====== Data excerpts ======

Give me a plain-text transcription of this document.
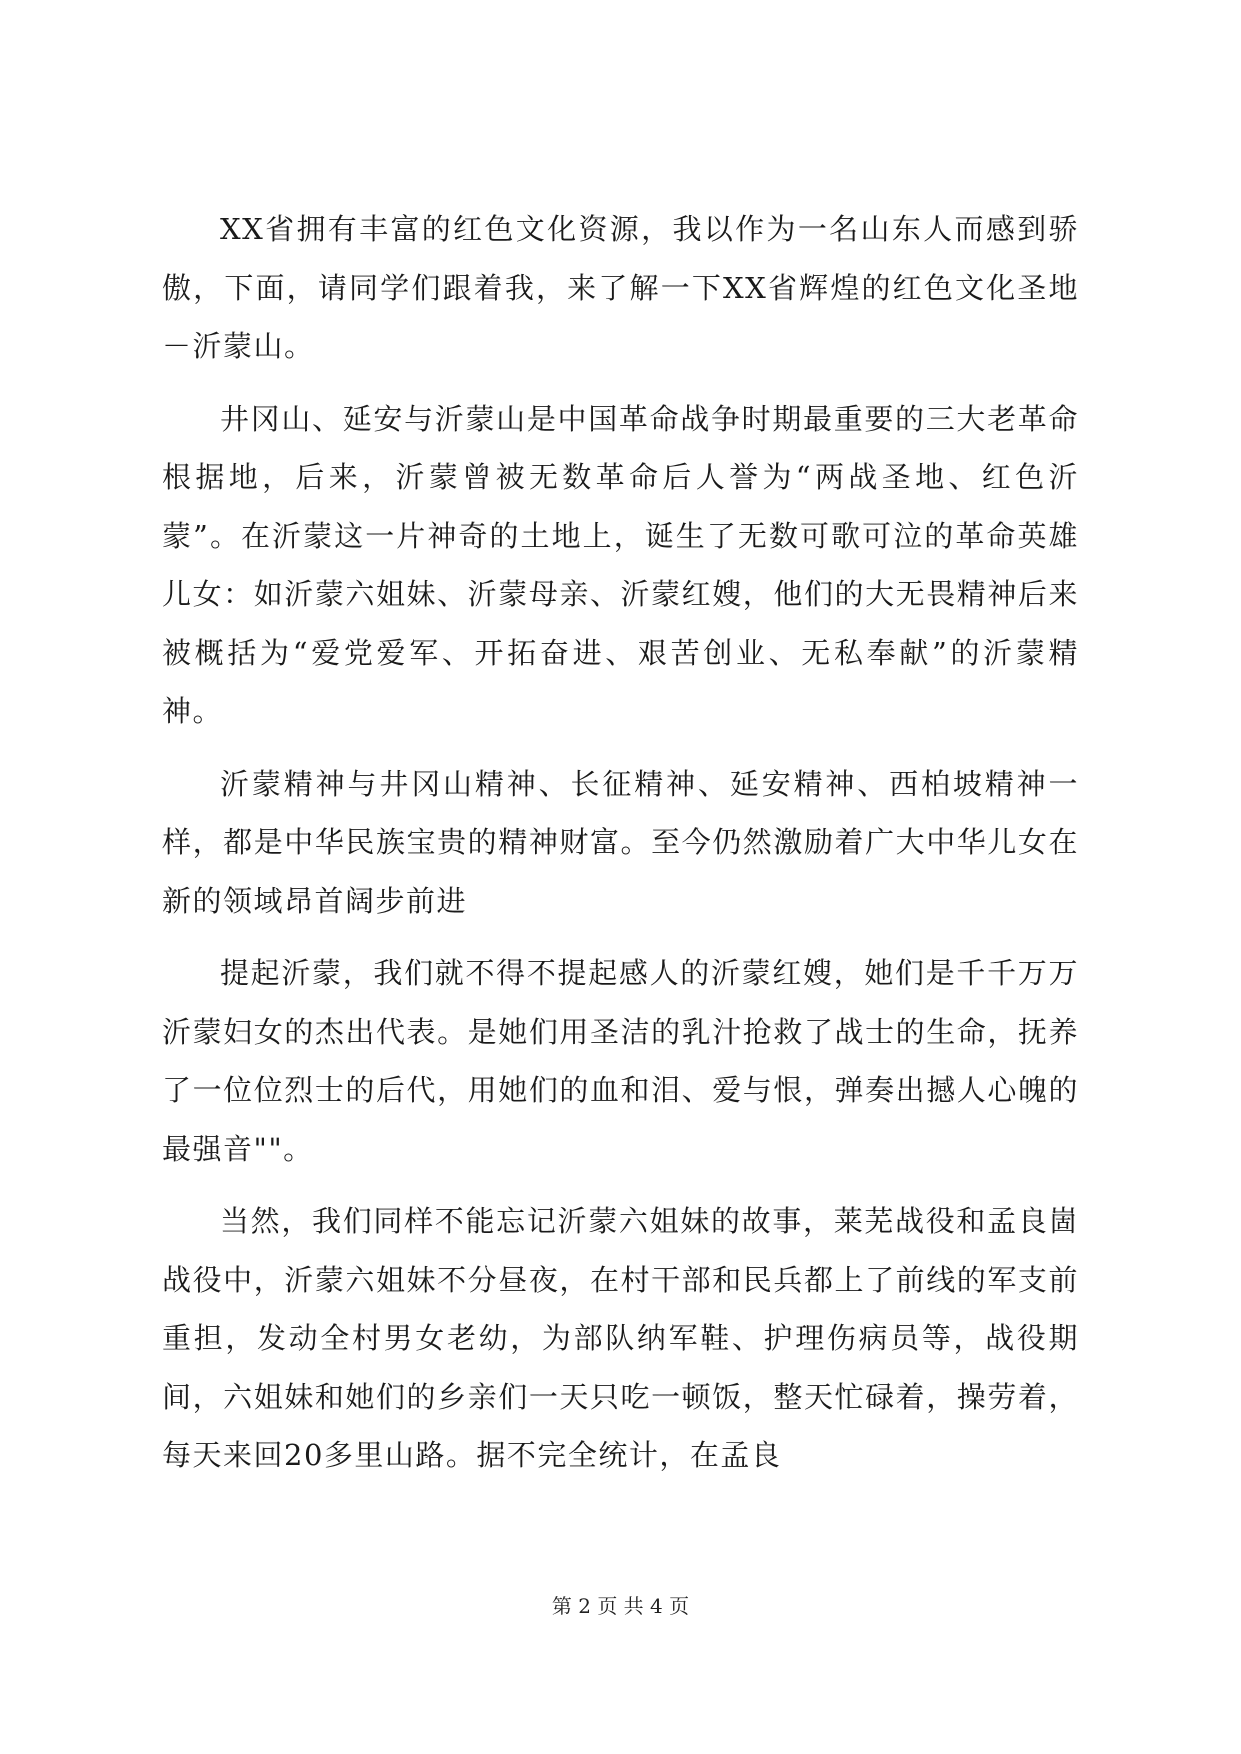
XX省拥有丰富的红色文化资源，我以作为一名山东人而感到骄傲，下面，请同学们跟着我，来了解一下XX省辉煌的红色文化圣地－沂蒙山。

井冈山、延安与沂蒙山是中国革命战争时期最重要的三大老革命根据地，后来，沂蒙曾被无数革命后人誉为“两战圣地、红色沂蒙”。在沂蒙这一片神奇的土地上，诞生了无数可歌可泣的革命英雄儿女：如沂蒙六姐妹、沂蒙母亲、沂蒙红嫂，他们的大无畏精神后来被概括为“爱党爱军、开拓奋进、艰苦创业、无私奉献”的沂蒙精神。

沂蒙精神与井冈山精神、长征精神、延安精神、西柏坡精神一样，都是中华民族宝贵的精神财富。至今仍然激励着广大中华儿女在新的领域昂首阔步前进

提起沂蒙，我们就不得不提起感人的沂蒙红嫂，她们是千千万万沂蒙妇女的杰出代表。是她们用圣洁的乳汁抢救了战士的生命，抚养了一位位烈士的后代，用她们的血和泪、爱与恨，弹奏出撼人心魄的最强音""。

当然，我们同样不能忘记沂蒙六姐妹的故事，莱芜战役和孟良崮战役中，沂蒙六姐妹不分昼夜，在村干部和民兵都上了前线的军支前重担，发动全村男女老幼，为部队纳军鞋、护理伤病员等，战役期间，六姐妹和她们的乡亲们一天只吃一顿饭，整天忙碌着，操劳着，每天来回20多里山路。据不完全统计，在孟良

第 2 页 共 4 页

======

### Directive
Copy each line exactly, and leave the pictures out of your copy.

### Result of the exercise
Give me a plain-text transcription of this document.
XX省拥有丰富的红色文化资源，我以作为一名山东人而感到骄傲，下面，请同学们跟着我，来了解一下XX省辉煌的红色文化圣地－沂蒙山。

井冈山、延安与沂蒙山是中国革命战争时期最重要的三大老革命根据地，后来，沂蒙曾被无数革命后人誉为“两战圣地、红色沂蒙”。在沂蒙这一片神奇的土地上，诞生了无数可歌可泣的革命英雄儿女：如沂蒙六姐妹、沂蒙母亲、沂蒙红嫂，他们的大无畏精神后来被概括为“爱党爱军、开拓奋进、艰苦创业、无私奉献”的沂蒙精神。

沂蒙精神与井冈山精神、长征精神、延安精神、西柏坡精神一样，都是中华民族宝贵的精神财富。至今仍然激励着广大中华儿女在新的领域昂首阔步前进

提起沂蒙，我们就不得不提起感人的沂蒙红嫂，她们是千千万万沂蒙妇女的杰出代表。是她们用圣洁的乳汁抢救了战士的生命，抚养了一位位烈士的后代，用她们的血和泪、爱与恨，弹奏出撼人心魄的最强音""。

当然，我们同样不能忘记沂蒙六姐妹的故事，莱芜战役和孟良崮战役中，沂蒙六姐妹不分昼夜，在村干部和民兵都上了前线的军支前重担，发动全村男女老幼，为部队纳军鞋、护理伤病员等，战役期间，六姐妹和她们的乡亲们一天只吃一顿饭，整天忙碌着，操劳着，每天来回20多里山路。据不完全统计，在孟良

第 2 页 共 4 页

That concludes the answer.